Dataset rows about figures
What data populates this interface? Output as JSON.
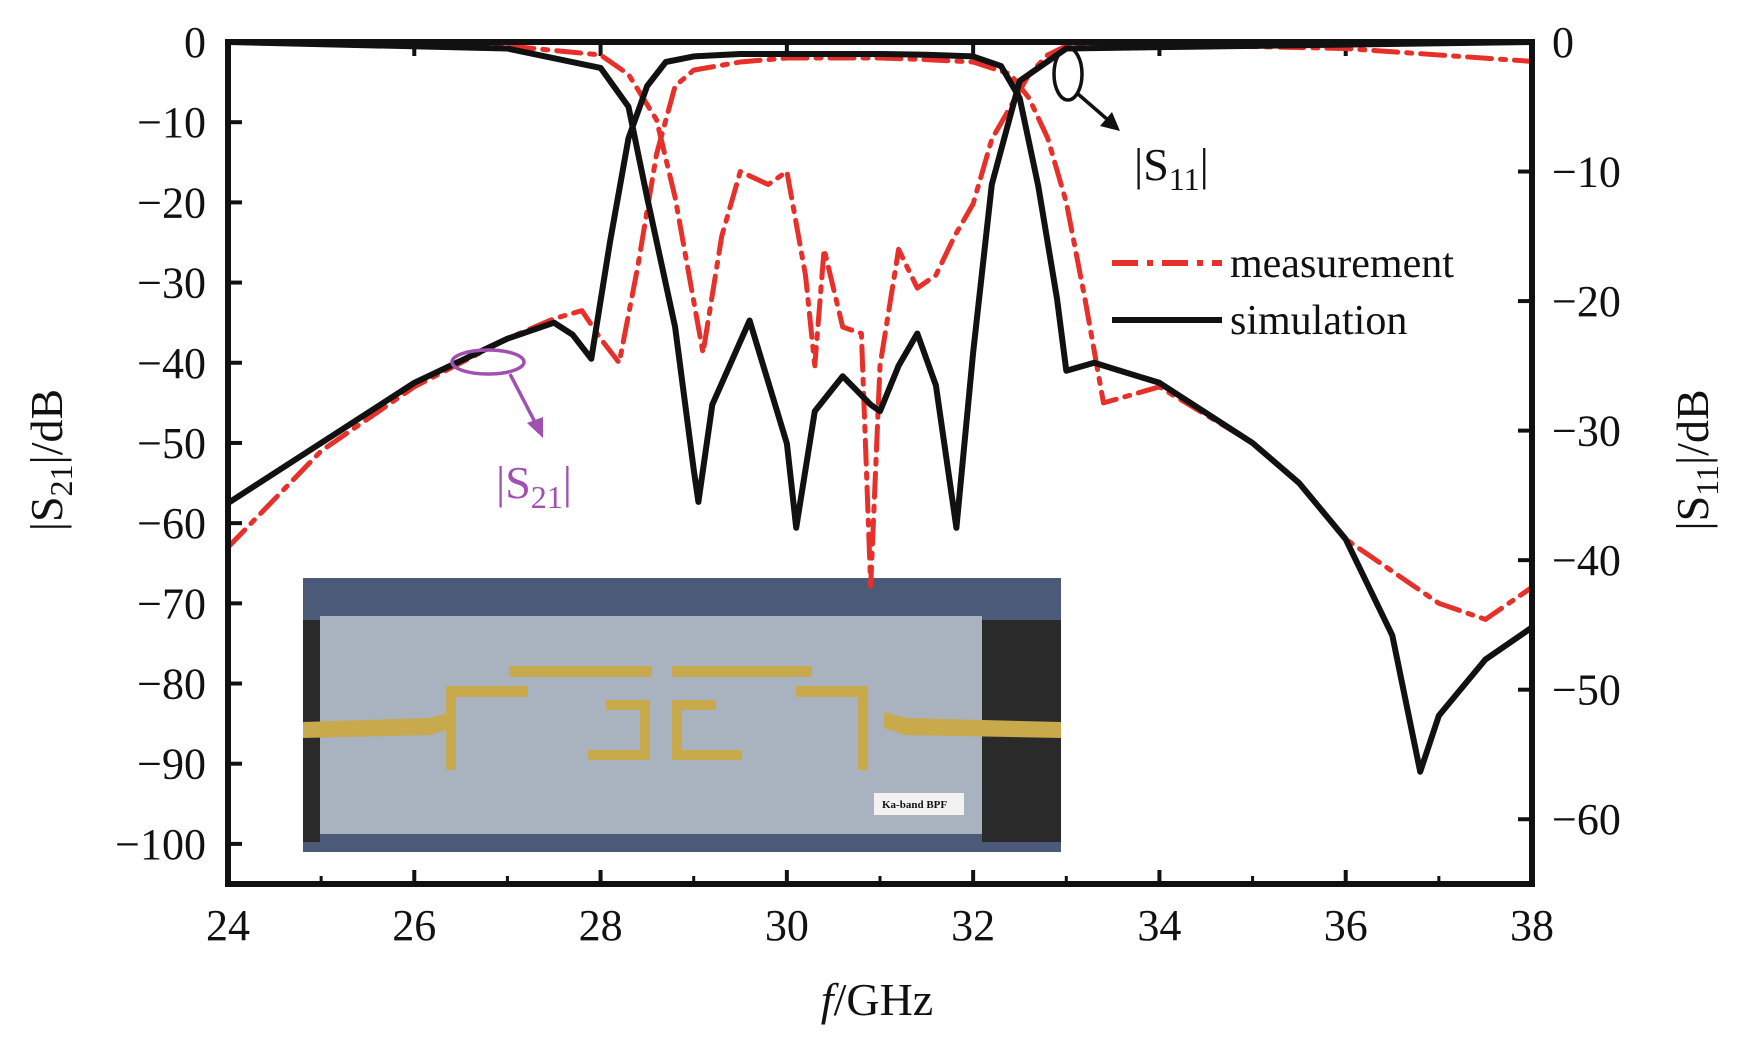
{
  "chart_data": {
    "type": "line",
    "xlabel": {
      "italic": "f",
      "rest": "/GHz"
    },
    "ylabel_left": {
      "pre": "|S",
      "sub": "21",
      "post": "|/dB"
    },
    "ylabel_right": {
      "pre": "|S",
      "sub": "11",
      "post": "|/dB"
    },
    "xlim": [
      24,
      38
    ],
    "ylim_left": [
      -105,
      0
    ],
    "ylim_right": [
      -65,
      0
    ],
    "x_ticks": [
      "24",
      "26",
      "28",
      "30",
      "32",
      "34",
      "36",
      "38"
    ],
    "y_ticks_left": [
      "0",
      "-10",
      "-20",
      "-30",
      "-40",
      "-50",
      "-60",
      "-70",
      "-80",
      "-90",
      "-100"
    ],
    "y_ticks_right": [
      "0",
      "-10",
      "-20",
      "-30",
      "-40",
      "-50",
      "-60"
    ],
    "legend": [
      {
        "label": "measurement",
        "style": "dash-dot",
        "color": "#e8302a"
      },
      {
        "label": "simulation",
        "style": "solid",
        "color": "#111111"
      }
    ],
    "annotations": {
      "s21": {
        "pre": "|S",
        "sub": "21",
        "post": "|",
        "color": "#a050b0"
      },
      "s11": {
        "pre": "|S",
        "sub": "11",
        "post": "|",
        "color": "#111111"
      }
    },
    "inset_label": "Ka-band BPF",
    "series": [
      {
        "name": "simulation",
        "quantity": "|S21|",
        "axis": "left",
        "x": [
          24.0,
          25.0,
          26.0,
          27.0,
          27.5,
          27.7,
          27.9,
          28.1,
          28.3,
          28.5,
          28.7,
          29.0,
          29.5,
          30.0,
          30.5,
          31.0,
          31.5,
          32.0,
          32.3,
          32.5,
          32.7,
          32.9,
          33.0,
          33.3,
          34.0,
          35.0,
          35.5,
          36.0,
          36.5,
          36.8,
          37.0,
          37.5,
          38.0
        ],
        "y": [
          -57.5,
          -50.0,
          -42.5,
          -37.0,
          -35.0,
          -36.5,
          -39.5,
          -25.0,
          -12.0,
          -5.5,
          -2.5,
          -1.8,
          -1.5,
          -1.5,
          -1.5,
          -1.5,
          -1.6,
          -1.8,
          -3.0,
          -7.0,
          -18.0,
          -32.0,
          -41.0,
          -40.0,
          -42.5,
          -50.0,
          -55.0,
          -62.0,
          -74.0,
          -91.0,
          -84.0,
          -77.0,
          -73.0
        ]
      },
      {
        "name": "simulation",
        "quantity": "|S11|",
        "axis": "right",
        "x": [
          24.0,
          27.0,
          28.0,
          28.3,
          28.5,
          28.8,
          29.0,
          29.05,
          29.2,
          29.6,
          30.0,
          30.1,
          30.3,
          30.6,
          30.9,
          31.0,
          31.2,
          31.4,
          31.6,
          31.82,
          32.0,
          32.2,
          32.5,
          33.0,
          38.0
        ],
        "y": [
          0.0,
          -0.5,
          -2.0,
          -5.0,
          -12.0,
          -22.0,
          -33.0,
          -35.5,
          -28.0,
          -21.5,
          -31.0,
          -37.5,
          -28.5,
          -25.8,
          -28.0,
          -28.5,
          -25.0,
          -22.5,
          -26.5,
          -37.5,
          -24.0,
          -11.0,
          -3.0,
          -0.5,
          0.0
        ]
      },
      {
        "name": "measurement",
        "quantity": "|S21|",
        "axis": "left",
        "x": [
          24.0,
          25.0,
          26.0,
          27.0,
          27.5,
          27.8,
          28.0,
          28.2,
          28.4,
          28.6,
          28.8,
          29.0,
          29.5,
          30.0,
          30.5,
          31.0,
          31.5,
          32.0,
          32.4,
          32.6,
          32.8,
          33.0,
          33.2,
          33.4,
          34.0,
          35.0,
          35.5,
          36.0,
          36.5,
          37.0,
          37.5,
          38.0
        ],
        "y": [
          -63.0,
          -51.0,
          -43.0,
          -37.0,
          -34.5,
          -33.5,
          -37.0,
          -40.0,
          -28.0,
          -14.0,
          -5.5,
          -3.5,
          -2.5,
          -2.0,
          -2.0,
          -2.0,
          -2.2,
          -2.5,
          -4.0,
          -7.0,
          -12.0,
          -20.0,
          -32.0,
          -45.0,
          -43.0,
          -50.0,
          -55.0,
          -62.0,
          -66.0,
          -70.0,
          -72.0,
          -68.0
        ]
      },
      {
        "name": "measurement",
        "quantity": "|S11|",
        "axis": "right",
        "x": [
          24.0,
          27.0,
          28.0,
          28.3,
          28.6,
          28.8,
          29.0,
          29.1,
          29.3,
          29.5,
          29.8,
          30.0,
          30.2,
          30.3,
          30.4,
          30.6,
          30.8,
          30.9,
          31.0,
          31.2,
          31.4,
          31.6,
          31.8,
          32.0,
          32.2,
          32.4,
          32.6,
          32.8,
          33.0,
          34.0,
          36.0,
          38.0
        ],
        "y": [
          0.0,
          -0.3,
          -1.0,
          -2.5,
          -6.0,
          -12.0,
          -20.0,
          -24.0,
          -15.0,
          -10.0,
          -11.0,
          -10.0,
          -18.0,
          -25.0,
          -16.0,
          -22.0,
          -22.5,
          -42.0,
          -25.0,
          -16.0,
          -19.0,
          -18.0,
          -15.0,
          -12.5,
          -7.5,
          -5.0,
          -2.5,
          -1.0,
          -0.3,
          -0.2,
          -0.5,
          -1.5
        ]
      }
    ]
  }
}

## Requirements
Copy every entry exactly as written. Pictures are excluded.

## Reply
What data populates this interface? Output as JSON.
{
  "chart_data": {
    "type": "line",
    "xlabel": {
      "italic": "f",
      "rest": "/GHz"
    },
    "ylabel_left": {
      "pre": "|S",
      "sub": "21",
      "post": "|/dB"
    },
    "ylabel_right": {
      "pre": "|S",
      "sub": "11",
      "post": "|/dB"
    },
    "xlim": [
      24,
      38
    ],
    "ylim_left": [
      -105,
      0
    ],
    "ylim_right": [
      -65,
      0
    ],
    "x_ticks": [
      "24",
      "26",
      "28",
      "30",
      "32",
      "34",
      "36",
      "38"
    ],
    "y_ticks_left": [
      "0",
      "-10",
      "-20",
      "-30",
      "-40",
      "-50",
      "-60",
      "-70",
      "-80",
      "-90",
      "-100"
    ],
    "y_ticks_right": [
      "0",
      "-10",
      "-20",
      "-30",
      "-40",
      "-50",
      "-60"
    ],
    "legend": [
      {
        "label": "measurement",
        "style": "dash-dot",
        "color": "#e8302a"
      },
      {
        "label": "simulation",
        "style": "solid",
        "color": "#111111"
      }
    ],
    "annotations": {
      "s21": {
        "pre": "|S",
        "sub": "21",
        "post": "|",
        "color": "#a050b0"
      },
      "s11": {
        "pre": "|S",
        "sub": "11",
        "post": "|",
        "color": "#111111"
      }
    },
    "inset_label": "Ka-band BPF",
    "series": [
      {
        "name": "simulation",
        "quantity": "|S21|",
        "axis": "left",
        "x": [
          24.0,
          25.0,
          26.0,
          27.0,
          27.5,
          27.7,
          27.9,
          28.1,
          28.3,
          28.5,
          28.7,
          29.0,
          29.5,
          30.0,
          30.5,
          31.0,
          31.5,
          32.0,
          32.3,
          32.5,
          32.7,
          32.9,
          33.0,
          33.3,
          34.0,
          35.0,
          35.5,
          36.0,
          36.5,
          36.8,
          37.0,
          37.5,
          38.0
        ],
        "y": [
          -57.5,
          -50.0,
          -42.5,
          -37.0,
          -35.0,
          -36.5,
          -39.5,
          -25.0,
          -12.0,
          -5.5,
          -2.5,
          -1.8,
          -1.5,
          -1.5,
          -1.5,
          -1.5,
          -1.6,
          -1.8,
          -3.0,
          -7.0,
          -18.0,
          -32.0,
          -41.0,
          -40.0,
          -42.5,
          -50.0,
          -55.0,
          -62.0,
          -74.0,
          -91.0,
          -84.0,
          -77.0,
          -73.0
        ]
      },
      {
        "name": "simulation",
        "quantity": "|S11|",
        "axis": "right",
        "x": [
          24.0,
          27.0,
          28.0,
          28.3,
          28.5,
          28.8,
          29.0,
          29.05,
          29.2,
          29.6,
          30.0,
          30.1,
          30.3,
          30.6,
          30.9,
          31.0,
          31.2,
          31.4,
          31.6,
          31.82,
          32.0,
          32.2,
          32.5,
          33.0,
          38.0
        ],
        "y": [
          0.0,
          -0.5,
          -2.0,
          -5.0,
          -12.0,
          -22.0,
          -33.0,
          -35.5,
          -28.0,
          -21.5,
          -31.0,
          -37.5,
          -28.5,
          -25.8,
          -28.0,
          -28.5,
          -25.0,
          -22.5,
          -26.5,
          -37.5,
          -24.0,
          -11.0,
          -3.0,
          -0.5,
          0.0
        ]
      },
      {
        "name": "measurement",
        "quantity": "|S21|",
        "axis": "left",
        "x": [
          24.0,
          25.0,
          26.0,
          27.0,
          27.5,
          27.8,
          28.0,
          28.2,
          28.4,
          28.6,
          28.8,
          29.0,
          29.5,
          30.0,
          30.5,
          31.0,
          31.5,
          32.0,
          32.4,
          32.6,
          32.8,
          33.0,
          33.2,
          33.4,
          34.0,
          35.0,
          35.5,
          36.0,
          36.5,
          37.0,
          37.5,
          38.0
        ],
        "y": [
          -63.0,
          -51.0,
          -43.0,
          -37.0,
          -34.5,
          -33.5,
          -37.0,
          -40.0,
          -28.0,
          -14.0,
          -5.5,
          -3.5,
          -2.5,
          -2.0,
          -2.0,
          -2.0,
          -2.2,
          -2.5,
          -4.0,
          -7.0,
          -12.0,
          -20.0,
          -32.0,
          -45.0,
          -43.0,
          -50.0,
          -55.0,
          -62.0,
          -66.0,
          -70.0,
          -72.0,
          -68.0
        ]
      },
      {
        "name": "measurement",
        "quantity": "|S11|",
        "axis": "right",
        "x": [
          24.0,
          27.0,
          28.0,
          28.3,
          28.6,
          28.8,
          29.0,
          29.1,
          29.3,
          29.5,
          29.8,
          30.0,
          30.2,
          30.3,
          30.4,
          30.6,
          30.8,
          30.9,
          31.0,
          31.2,
          31.4,
          31.6,
          31.8,
          32.0,
          32.2,
          32.4,
          32.6,
          32.8,
          33.0,
          34.0,
          36.0,
          38.0
        ],
        "y": [
          0.0,
          -0.3,
          -1.0,
          -2.5,
          -6.0,
          -12.0,
          -20.0,
          -24.0,
          -15.0,
          -10.0,
          -11.0,
          -10.0,
          -18.0,
          -25.0,
          -16.0,
          -22.0,
          -22.5,
          -42.0,
          -25.0,
          -16.0,
          -19.0,
          -18.0,
          -15.0,
          -12.5,
          -7.5,
          -5.0,
          -2.5,
          -1.0,
          -0.3,
          -0.2,
          -0.5,
          -1.5
        ]
      }
    ]
  }
}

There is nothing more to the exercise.